◆ REQUIRED TASK ◆
Give back the whole listing exactly as shown.

◆ MATERIALS PROVIDED ◆

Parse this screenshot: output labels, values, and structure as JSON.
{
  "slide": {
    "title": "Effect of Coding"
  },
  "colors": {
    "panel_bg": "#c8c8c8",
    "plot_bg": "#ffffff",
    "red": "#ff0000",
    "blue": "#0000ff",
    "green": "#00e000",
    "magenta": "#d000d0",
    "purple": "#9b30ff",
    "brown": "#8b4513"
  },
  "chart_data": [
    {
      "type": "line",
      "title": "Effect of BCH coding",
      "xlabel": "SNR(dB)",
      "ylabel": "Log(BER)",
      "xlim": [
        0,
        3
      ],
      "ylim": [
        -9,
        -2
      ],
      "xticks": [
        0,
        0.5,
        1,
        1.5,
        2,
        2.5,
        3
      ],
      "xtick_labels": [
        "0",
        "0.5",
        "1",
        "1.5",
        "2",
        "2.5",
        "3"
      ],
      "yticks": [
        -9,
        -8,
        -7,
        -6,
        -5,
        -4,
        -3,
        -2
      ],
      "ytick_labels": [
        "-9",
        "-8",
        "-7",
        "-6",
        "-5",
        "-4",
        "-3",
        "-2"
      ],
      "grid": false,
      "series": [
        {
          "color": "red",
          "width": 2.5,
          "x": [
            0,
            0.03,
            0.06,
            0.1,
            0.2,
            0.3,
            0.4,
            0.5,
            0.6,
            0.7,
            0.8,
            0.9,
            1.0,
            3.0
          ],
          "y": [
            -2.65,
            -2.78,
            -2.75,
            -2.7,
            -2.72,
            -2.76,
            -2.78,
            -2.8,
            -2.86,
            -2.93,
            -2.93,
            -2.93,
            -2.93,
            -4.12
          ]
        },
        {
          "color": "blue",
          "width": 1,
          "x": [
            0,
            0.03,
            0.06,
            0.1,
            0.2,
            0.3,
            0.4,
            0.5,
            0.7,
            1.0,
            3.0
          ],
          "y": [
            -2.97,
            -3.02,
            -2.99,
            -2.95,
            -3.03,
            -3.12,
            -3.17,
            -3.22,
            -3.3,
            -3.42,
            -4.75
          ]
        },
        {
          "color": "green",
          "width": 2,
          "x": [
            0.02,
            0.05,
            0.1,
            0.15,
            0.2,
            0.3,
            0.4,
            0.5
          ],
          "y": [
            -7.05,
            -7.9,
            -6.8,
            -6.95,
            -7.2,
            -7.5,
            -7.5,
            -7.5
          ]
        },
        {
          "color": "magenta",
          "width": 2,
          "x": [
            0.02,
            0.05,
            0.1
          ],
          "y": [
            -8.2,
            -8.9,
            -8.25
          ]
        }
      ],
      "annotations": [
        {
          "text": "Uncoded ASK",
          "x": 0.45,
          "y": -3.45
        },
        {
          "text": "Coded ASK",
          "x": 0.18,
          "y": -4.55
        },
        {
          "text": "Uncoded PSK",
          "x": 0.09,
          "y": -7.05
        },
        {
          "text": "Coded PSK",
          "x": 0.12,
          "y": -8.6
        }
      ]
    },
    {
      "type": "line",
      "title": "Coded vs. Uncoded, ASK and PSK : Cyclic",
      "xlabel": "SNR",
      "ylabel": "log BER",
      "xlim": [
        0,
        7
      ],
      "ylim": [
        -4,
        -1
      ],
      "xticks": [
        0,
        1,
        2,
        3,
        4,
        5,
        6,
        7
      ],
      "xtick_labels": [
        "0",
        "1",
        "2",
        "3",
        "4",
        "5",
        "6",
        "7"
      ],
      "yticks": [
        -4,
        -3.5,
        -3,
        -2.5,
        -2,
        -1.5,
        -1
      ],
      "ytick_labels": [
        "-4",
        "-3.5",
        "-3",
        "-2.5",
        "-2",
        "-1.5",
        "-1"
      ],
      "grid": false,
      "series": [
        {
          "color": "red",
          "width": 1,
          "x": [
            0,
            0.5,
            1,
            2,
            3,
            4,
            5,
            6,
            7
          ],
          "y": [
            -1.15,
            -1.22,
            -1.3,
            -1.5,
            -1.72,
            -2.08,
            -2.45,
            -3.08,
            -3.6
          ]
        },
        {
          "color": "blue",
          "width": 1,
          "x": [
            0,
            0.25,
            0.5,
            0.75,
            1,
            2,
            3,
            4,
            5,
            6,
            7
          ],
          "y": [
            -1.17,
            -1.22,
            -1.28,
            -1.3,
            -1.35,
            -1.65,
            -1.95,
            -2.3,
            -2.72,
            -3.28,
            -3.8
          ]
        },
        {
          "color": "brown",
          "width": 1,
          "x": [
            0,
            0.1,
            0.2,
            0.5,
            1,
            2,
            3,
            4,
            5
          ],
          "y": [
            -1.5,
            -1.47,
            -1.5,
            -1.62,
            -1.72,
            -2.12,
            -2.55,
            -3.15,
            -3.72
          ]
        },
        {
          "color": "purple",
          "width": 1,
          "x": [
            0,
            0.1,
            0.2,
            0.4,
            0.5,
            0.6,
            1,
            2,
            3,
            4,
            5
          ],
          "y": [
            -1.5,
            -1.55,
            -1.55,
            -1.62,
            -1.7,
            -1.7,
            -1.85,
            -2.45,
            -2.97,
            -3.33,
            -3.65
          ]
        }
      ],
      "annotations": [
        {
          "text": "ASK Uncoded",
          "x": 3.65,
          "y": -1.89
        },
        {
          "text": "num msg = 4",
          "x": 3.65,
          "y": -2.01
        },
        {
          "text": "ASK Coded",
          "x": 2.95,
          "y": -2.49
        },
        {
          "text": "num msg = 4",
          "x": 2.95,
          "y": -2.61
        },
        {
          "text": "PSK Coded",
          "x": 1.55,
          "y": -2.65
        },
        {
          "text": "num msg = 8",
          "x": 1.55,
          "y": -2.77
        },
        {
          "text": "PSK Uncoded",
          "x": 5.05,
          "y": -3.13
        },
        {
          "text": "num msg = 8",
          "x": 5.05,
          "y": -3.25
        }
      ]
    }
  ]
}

◆ WRITTEN SOLUTION ◆
Parse this screenshot: output labels, values, and structure as JSON.
{
  "slide": {
    "title": "Effect of Coding"
  },
  "colors": {
    "panel_bg": "#c8c8c8",
    "plot_bg": "#ffffff",
    "red": "#ff0000",
    "blue": "#0000ff",
    "green": "#00e000",
    "magenta": "#d000d0",
    "purple": "#9b30ff",
    "brown": "#8b4513"
  },
  "chart_data": [
    {
      "type": "line",
      "title": "Effect of BCH coding",
      "xlabel": "SNR(dB)",
      "ylabel": "Log(BER)",
      "xlim": [
        0,
        3
      ],
      "ylim": [
        -9,
        -2
      ],
      "xticks": [
        0,
        0.5,
        1,
        1.5,
        2,
        2.5,
        3
      ],
      "xtick_labels": [
        "0",
        "0.5",
        "1",
        "1.5",
        "2",
        "2.5",
        "3"
      ],
      "yticks": [
        -9,
        -8,
        -7,
        -6,
        -5,
        -4,
        -3,
        -2
      ],
      "ytick_labels": [
        "-9",
        "-8",
        "-7",
        "-6",
        "-5",
        "-4",
        "-3",
        "-2"
      ],
      "grid": false,
      "series": [
        {
          "color": "red",
          "width": 2.5,
          "x": [
            0,
            0.03,
            0.06,
            0.1,
            0.2,
            0.3,
            0.4,
            0.5,
            0.6,
            0.7,
            0.8,
            0.9,
            1.0,
            3.0
          ],
          "y": [
            -2.65,
            -2.78,
            -2.75,
            -2.7,
            -2.72,
            -2.76,
            -2.78,
            -2.8,
            -2.86,
            -2.93,
            -2.93,
            -2.93,
            -2.93,
            -4.12
          ]
        },
        {
          "color": "blue",
          "width": 1,
          "x": [
            0,
            0.03,
            0.06,
            0.1,
            0.2,
            0.3,
            0.4,
            0.5,
            0.7,
            1.0,
            3.0
          ],
          "y": [
            -2.97,
            -3.02,
            -2.99,
            -2.95,
            -3.03,
            -3.12,
            -3.17,
            -3.22,
            -3.3,
            -3.42,
            -4.75
          ]
        },
        {
          "color": "green",
          "width": 2,
          "x": [
            0.02,
            0.05,
            0.1,
            0.15,
            0.2,
            0.3,
            0.4,
            0.5
          ],
          "y": [
            -7.05,
            -7.9,
            -6.8,
            -6.95,
            -7.2,
            -7.5,
            -7.5,
            -7.5
          ]
        },
        {
          "color": "magenta",
          "width": 2,
          "x": [
            0.02,
            0.05,
            0.1
          ],
          "y": [
            -8.2,
            -8.9,
            -8.25
          ]
        }
      ],
      "annotations": [
        {
          "text": "Uncoded ASK",
          "x": 0.45,
          "y": -3.45
        },
        {
          "text": "Coded ASK",
          "x": 0.18,
          "y": -4.55
        },
        {
          "text": "Uncoded PSK",
          "x": 0.09,
          "y": -7.05
        },
        {
          "text": "Coded PSK",
          "x": 0.12,
          "y": -8.6
        }
      ]
    },
    {
      "type": "line",
      "title": "Coded vs. Uncoded, ASK and PSK : Cyclic",
      "xlabel": "SNR",
      "ylabel": "log BER",
      "xlim": [
        0,
        7
      ],
      "ylim": [
        -4,
        -1
      ],
      "xticks": [
        0,
        1,
        2,
        3,
        4,
        5,
        6,
        7
      ],
      "xtick_labels": [
        "0",
        "1",
        "2",
        "3",
        "4",
        "5",
        "6",
        "7"
      ],
      "yticks": [
        -4,
        -3.5,
        -3,
        -2.5,
        -2,
        -1.5,
        -1
      ],
      "ytick_labels": [
        "-4",
        "-3.5",
        "-3",
        "-2.5",
        "-2",
        "-1.5",
        "-1"
      ],
      "grid": false,
      "series": [
        {
          "color": "red",
          "width": 1,
          "x": [
            0,
            0.5,
            1,
            2,
            3,
            4,
            5,
            6,
            7
          ],
          "y": [
            -1.15,
            -1.22,
            -1.3,
            -1.5,
            -1.72,
            -2.08,
            -2.45,
            -3.08,
            -3.6
          ]
        },
        {
          "color": "blue",
          "width": 1,
          "x": [
            0,
            0.25,
            0.5,
            0.75,
            1,
            2,
            3,
            4,
            5,
            6,
            7
          ],
          "y": [
            -1.17,
            -1.22,
            -1.28,
            -1.3,
            -1.35,
            -1.65,
            -1.95,
            -2.3,
            -2.72,
            -3.28,
            -3.8
          ]
        },
        {
          "color": "brown",
          "width": 1,
          "x": [
            0,
            0.1,
            0.2,
            0.5,
            1,
            2,
            3,
            4,
            5
          ],
          "y": [
            -1.5,
            -1.47,
            -1.5,
            -1.62,
            -1.72,
            -2.12,
            -2.55,
            -3.15,
            -3.72
          ]
        },
        {
          "color": "purple",
          "width": 1,
          "x": [
            0,
            0.1,
            0.2,
            0.4,
            0.5,
            0.6,
            1,
            2,
            3,
            4,
            5
          ],
          "y": [
            -1.5,
            -1.55,
            -1.55,
            -1.62,
            -1.7,
            -1.7,
            -1.85,
            -2.45,
            -2.97,
            -3.33,
            -3.65
          ]
        }
      ],
      "annotations": [
        {
          "text": "ASK Uncoded",
          "x": 3.65,
          "y": -1.89
        },
        {
          "text": "num msg = 4",
          "x": 3.65,
          "y": -2.01
        },
        {
          "text": "ASK Coded",
          "x": 2.95,
          "y": -2.49
        },
        {
          "text": "num msg = 4",
          "x": 2.95,
          "y": -2.61
        },
        {
          "text": "PSK Coded",
          "x": 1.55,
          "y": -2.65
        },
        {
          "text": "num msg = 8",
          "x": 1.55,
          "y": -2.77
        },
        {
          "text": "PSK Uncoded",
          "x": 5.05,
          "y": -3.13
        },
        {
          "text": "num msg = 8",
          "x": 5.05,
          "y": -3.25
        }
      ]
    }
  ]
}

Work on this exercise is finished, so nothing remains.